Stored items from a collection:
* begin *

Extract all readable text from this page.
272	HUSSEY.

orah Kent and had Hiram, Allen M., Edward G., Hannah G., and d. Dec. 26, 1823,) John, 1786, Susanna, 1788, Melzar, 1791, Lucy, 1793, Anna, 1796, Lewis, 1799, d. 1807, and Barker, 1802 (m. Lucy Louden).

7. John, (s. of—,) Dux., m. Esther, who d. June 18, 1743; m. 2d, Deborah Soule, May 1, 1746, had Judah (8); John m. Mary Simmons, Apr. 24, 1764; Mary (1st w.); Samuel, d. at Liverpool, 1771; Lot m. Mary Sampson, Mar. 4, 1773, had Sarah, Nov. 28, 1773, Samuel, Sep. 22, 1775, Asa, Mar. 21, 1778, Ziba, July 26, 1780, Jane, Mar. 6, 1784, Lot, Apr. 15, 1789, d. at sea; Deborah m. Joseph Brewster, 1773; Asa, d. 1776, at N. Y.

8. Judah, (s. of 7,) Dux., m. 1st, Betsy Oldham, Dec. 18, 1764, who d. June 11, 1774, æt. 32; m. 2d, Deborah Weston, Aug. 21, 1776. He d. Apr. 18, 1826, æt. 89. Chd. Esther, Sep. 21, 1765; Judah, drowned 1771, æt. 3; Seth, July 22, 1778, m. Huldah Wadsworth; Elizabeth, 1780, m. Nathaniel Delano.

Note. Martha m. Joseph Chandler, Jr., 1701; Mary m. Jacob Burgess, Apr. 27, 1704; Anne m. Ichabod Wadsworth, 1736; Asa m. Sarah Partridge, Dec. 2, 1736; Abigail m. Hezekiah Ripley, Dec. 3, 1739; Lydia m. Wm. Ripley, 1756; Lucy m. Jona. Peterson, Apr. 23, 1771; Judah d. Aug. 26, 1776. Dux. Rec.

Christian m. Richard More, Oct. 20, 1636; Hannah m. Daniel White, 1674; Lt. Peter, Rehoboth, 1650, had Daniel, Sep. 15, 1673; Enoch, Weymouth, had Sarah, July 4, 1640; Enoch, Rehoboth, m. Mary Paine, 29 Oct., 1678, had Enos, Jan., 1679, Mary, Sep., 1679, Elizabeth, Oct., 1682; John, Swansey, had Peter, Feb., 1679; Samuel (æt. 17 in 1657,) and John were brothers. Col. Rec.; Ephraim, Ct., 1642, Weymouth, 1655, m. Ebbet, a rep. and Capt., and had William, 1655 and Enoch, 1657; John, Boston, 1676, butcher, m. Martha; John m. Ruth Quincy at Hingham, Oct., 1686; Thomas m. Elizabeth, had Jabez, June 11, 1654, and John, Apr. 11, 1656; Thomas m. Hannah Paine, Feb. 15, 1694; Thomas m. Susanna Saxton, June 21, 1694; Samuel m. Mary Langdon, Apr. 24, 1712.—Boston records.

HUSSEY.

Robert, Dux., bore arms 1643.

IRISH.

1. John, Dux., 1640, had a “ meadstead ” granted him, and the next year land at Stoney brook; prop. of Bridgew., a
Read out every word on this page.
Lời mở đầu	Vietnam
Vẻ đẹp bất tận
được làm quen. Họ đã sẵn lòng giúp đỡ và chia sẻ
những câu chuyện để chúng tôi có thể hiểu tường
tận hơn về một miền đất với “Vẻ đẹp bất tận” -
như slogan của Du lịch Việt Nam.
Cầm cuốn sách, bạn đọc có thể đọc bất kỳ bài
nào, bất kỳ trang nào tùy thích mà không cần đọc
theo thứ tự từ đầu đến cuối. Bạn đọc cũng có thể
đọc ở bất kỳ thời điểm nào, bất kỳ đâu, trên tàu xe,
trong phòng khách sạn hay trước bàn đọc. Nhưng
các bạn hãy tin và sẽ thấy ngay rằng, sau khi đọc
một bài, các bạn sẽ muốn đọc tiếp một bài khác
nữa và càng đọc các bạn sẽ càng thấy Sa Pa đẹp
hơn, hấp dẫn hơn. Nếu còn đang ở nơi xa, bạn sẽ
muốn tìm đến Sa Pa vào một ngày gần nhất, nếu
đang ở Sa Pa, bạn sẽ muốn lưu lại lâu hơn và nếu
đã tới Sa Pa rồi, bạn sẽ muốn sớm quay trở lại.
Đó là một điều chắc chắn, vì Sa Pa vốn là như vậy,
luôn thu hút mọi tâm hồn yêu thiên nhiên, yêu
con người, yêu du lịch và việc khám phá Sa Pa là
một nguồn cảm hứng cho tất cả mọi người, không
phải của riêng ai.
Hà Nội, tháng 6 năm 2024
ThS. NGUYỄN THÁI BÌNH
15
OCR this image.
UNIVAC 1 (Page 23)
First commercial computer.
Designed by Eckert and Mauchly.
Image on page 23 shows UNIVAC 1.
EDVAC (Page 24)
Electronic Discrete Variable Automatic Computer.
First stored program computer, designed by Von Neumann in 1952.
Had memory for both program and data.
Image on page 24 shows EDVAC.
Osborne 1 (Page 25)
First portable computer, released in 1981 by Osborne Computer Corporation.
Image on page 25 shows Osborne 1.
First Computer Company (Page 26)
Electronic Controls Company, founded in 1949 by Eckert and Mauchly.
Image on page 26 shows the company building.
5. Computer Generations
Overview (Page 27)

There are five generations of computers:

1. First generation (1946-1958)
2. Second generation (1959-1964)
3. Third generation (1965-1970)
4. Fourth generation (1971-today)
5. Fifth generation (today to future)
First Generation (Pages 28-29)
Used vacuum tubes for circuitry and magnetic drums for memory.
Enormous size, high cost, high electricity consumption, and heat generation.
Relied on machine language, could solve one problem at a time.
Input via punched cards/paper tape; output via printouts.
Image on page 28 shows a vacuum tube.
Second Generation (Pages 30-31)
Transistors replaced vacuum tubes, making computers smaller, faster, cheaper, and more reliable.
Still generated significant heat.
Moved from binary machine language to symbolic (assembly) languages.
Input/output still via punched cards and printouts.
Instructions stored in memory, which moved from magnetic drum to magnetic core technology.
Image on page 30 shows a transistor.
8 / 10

* end *

DIRECTIONS:
From the data, list each line in which the string "Sarah" appears.

SOLUTION:
7. John, (s. of—,) Dux., m. Esther, who d. June 18, 1743; m. 2d, Deborah Soule, May 1, 1746, had Judah (8); John m. Mary Simmons, Apr. 24, 1764; Mary (1st w.); Samuel, d. at Liverpool, 1771; Lot m. Mary Sampson, Mar. 4, 1773, had Sarah, Nov. 28, 1773, Samuel, Sep. 22, 1775, Asa, Mar. 21, 1778, Ziba, July 26, 1780, Jane, Mar. 6, 1784, Lot, Apr. 15, 1789, d. at sea; Deborah m. Joseph Brewster, 1773; Asa, d. 1776, at N. Y.
Note. Martha m. Joseph Chandler, Jr., 1701; Mary m. Jacob Burgess, Apr. 27, 1704; Anne m. Ichabod Wadsworth, 1736; Asa m. Sarah Partridge, Dec. 2, 1736; Abigail m. Hezekiah Ripley, Dec. 3, 1739; Lydia m. Wm. Ripley, 1756; Lucy m. Jona. Peterson, Apr. 23, 1771; Judah d. Aug. 26, 1776. Dux. Rec.
Christian m. Richard More, Oct. 20, 1636; Hannah m. Daniel White, 1674; Lt. Peter, Rehoboth, 1650, had Daniel, Sep. 15, 1673; Enoch, Weymouth, had Sarah, July 4, 1640; Enoch, Rehoboth, m. Mary Paine, 29 Oct., 1678, had Enos, Jan., 1679, Mary, Sep., 1679, Elizabeth, Oct., 1682; John, Swansey, had Peter, Feb., 1679; Samuel (æt. 17 in 1657,) and John were brothers. Col. Rec.; Ephraim, Ct., 1642, Weymouth, 1655, m. Ebbet, a rep. and Capt., and had William, 1655 and Enoch, 1657; John, Boston, 1676, butcher, m. Martha; John m. Ruth Quincy at Hingham, Oct., 1686; Thomas m. Elizabeth, had Jabez, June 11, 1654, and John, Apr. 11, 1656; Thomas m. Hannah Paine, Feb. 15, 1694; Thomas m. Susanna Saxton, June 21, 1694; Samuel m. Mary Langdon, Apr. 24, 1712.—Boston records.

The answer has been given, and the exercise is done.